__Requirement__.
Exactly reproduce each entry, leaving out nothing.

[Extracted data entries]
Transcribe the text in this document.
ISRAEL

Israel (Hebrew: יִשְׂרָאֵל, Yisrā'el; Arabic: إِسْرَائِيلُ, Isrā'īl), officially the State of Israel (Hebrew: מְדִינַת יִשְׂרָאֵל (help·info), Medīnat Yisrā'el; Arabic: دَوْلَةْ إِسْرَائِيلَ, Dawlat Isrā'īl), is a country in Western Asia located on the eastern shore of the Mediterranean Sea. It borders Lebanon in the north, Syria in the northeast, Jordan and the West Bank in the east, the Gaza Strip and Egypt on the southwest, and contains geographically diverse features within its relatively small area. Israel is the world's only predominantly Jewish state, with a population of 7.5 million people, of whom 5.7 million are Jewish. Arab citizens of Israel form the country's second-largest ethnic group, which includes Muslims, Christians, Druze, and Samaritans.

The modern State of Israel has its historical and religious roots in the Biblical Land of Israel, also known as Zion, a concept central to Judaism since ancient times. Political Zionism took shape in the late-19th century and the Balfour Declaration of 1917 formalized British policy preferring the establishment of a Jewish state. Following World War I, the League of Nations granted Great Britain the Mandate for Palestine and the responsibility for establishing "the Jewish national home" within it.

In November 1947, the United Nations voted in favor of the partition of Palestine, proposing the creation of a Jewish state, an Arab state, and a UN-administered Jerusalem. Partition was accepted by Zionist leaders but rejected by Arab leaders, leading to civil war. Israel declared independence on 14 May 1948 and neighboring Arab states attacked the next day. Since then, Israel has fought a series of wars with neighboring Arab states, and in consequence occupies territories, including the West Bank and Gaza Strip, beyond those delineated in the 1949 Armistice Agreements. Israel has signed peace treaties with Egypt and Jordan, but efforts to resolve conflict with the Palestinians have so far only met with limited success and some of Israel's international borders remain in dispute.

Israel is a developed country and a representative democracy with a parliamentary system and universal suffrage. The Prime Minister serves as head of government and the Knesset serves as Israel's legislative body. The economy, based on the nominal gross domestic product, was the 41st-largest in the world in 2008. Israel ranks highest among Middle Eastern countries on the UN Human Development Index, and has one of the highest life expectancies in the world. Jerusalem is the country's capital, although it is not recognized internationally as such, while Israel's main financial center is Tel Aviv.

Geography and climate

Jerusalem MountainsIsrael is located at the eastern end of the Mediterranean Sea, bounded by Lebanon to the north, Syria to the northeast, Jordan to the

__Response to this task__.
Transcribe the text in this document.
ISRAEL

Israel (Hebrew: יִשְׂרָאֵל, Yisrā'el; Arabic: إِسْرَائِيلُ, Isrā'īl), officially the State of Israel (Hebrew: מְדִינַת יִשְׂרָאֵל (help·info), Medīnat Yisrā'el; Arabic: دَوْلَةْ إِسْرَائِيلَ, Dawlat Isrā'īl), is a country in Western Asia located on the eastern shore of the Mediterranean Sea. It borders Lebanon in the north, Syria in the northeast, Jordan and the West Bank in the east, the Gaza Strip and Egypt on the southwest, and contains geographically diverse features within its relatively small area. Israel is the world's only predominantly Jewish state, with a population of 7.5 million people, of whom 5.7 million are Jewish. Arab citizens of Israel form the country's second-largest ethnic group, which includes Muslims, Christians, Druze, and Samaritans.

The modern State of Israel has its historical and religious roots in the Biblical Land of Israel, also known as Zion, a concept central to Judaism since ancient times. Political Zionism took shape in the late-19th century and the Balfour Declaration of 1917 formalized British policy preferring the establishment of a Jewish state. Following World War I, the League of Nations granted Great Britain the Mandate for Palestine and the responsibility for establishing "the Jewish national home" within it.

In November 1947, the United Nations voted in favor of the partition of Palestine, proposing the creation of a Jewish state, an Arab state, and a UN-administered Jerusalem. Partition was accepted by Zionist leaders but rejected by Arab leaders, leading to civil war. Israel declared independence on 14 May 1948 and neighboring Arab states attacked the next day. Since then, Israel has fought a series of wars with neighboring Arab states, and in consequence occupies territories, including the West Bank and Gaza Strip, beyond those delineated in the 1949 Armistice Agreements. Israel has signed peace treaties with Egypt and Jordan, but efforts to resolve conflict with the Palestinians have so far only met with limited success and some of Israel's international borders remain in dispute.

Israel is a developed country and a representative democracy with a parliamentary system and universal suffrage. The Prime Minister serves as head of government and the Knesset serves as Israel's legislative body. The economy, based on the nominal gross domestic product, was the 41st-largest in the world in 2008. Israel ranks highest among Middle Eastern countries on the UN Human Development Index, and has one of the highest life expectancies in the world. Jerusalem is the country's capital, although it is not recognized internationally as such, while Israel's main financial center is Tel Aviv.

Geography and climate

Jerusalem MountainsIsrael is located at the eastern end of the Mediterranean Sea, bounded by Lebanon to the north, Syria to the northeast, Jordan to the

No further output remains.